What you are asked to do: Identify the lines that contain the string "this", then copy each of them.

Extracted data:
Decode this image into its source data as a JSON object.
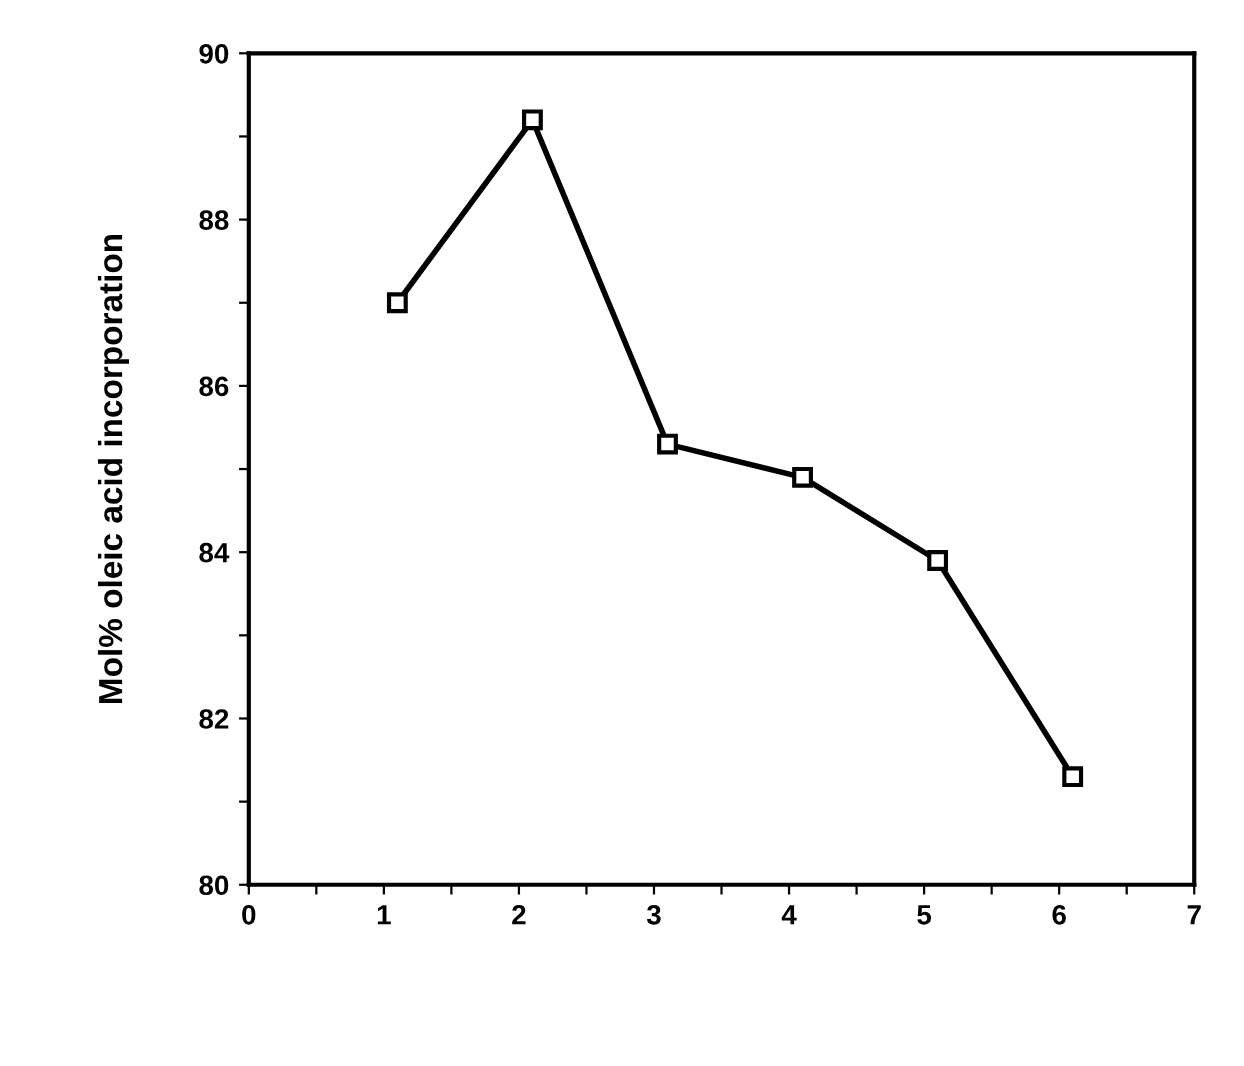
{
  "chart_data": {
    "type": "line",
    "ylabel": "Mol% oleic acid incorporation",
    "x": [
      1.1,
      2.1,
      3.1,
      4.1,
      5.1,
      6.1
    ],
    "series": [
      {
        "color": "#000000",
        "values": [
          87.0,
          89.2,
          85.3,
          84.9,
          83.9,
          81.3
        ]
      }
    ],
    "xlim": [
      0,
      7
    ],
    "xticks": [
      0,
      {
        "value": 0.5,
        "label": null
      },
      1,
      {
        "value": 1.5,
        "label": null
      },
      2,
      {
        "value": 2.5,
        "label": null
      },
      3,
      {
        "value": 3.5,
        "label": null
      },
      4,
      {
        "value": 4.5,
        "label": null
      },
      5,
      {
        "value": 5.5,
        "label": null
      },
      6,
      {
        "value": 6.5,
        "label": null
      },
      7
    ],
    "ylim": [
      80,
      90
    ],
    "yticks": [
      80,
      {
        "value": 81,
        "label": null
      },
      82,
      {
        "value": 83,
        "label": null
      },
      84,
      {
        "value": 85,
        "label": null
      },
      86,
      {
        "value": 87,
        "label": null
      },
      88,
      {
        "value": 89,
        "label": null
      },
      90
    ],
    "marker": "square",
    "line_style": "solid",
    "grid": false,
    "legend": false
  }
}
==
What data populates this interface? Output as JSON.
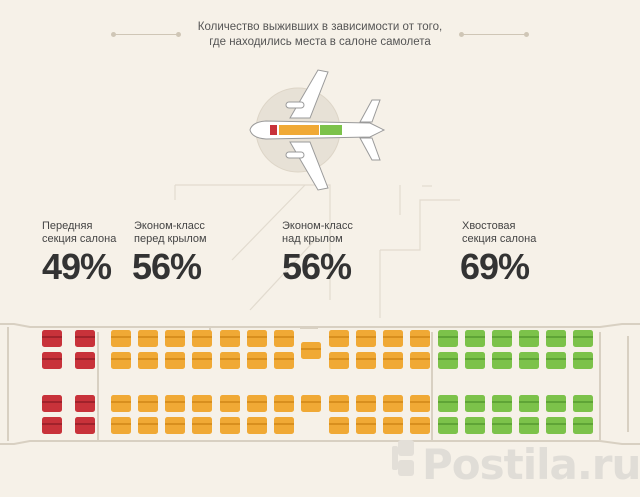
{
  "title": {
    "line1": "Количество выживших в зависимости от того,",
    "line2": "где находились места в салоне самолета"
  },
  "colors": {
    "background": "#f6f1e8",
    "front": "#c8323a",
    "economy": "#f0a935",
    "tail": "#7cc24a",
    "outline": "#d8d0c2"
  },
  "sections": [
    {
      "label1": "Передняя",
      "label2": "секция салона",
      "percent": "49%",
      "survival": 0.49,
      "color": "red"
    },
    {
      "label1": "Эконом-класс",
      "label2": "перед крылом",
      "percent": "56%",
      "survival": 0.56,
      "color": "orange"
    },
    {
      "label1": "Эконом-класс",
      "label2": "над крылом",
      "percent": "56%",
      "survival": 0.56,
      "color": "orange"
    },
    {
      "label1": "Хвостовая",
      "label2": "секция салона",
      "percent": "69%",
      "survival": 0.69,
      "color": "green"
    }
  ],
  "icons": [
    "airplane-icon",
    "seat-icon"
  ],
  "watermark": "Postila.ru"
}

Correct result:
Decode this image into its source data as a JSON object.
What data populates this interface? Output as JSON.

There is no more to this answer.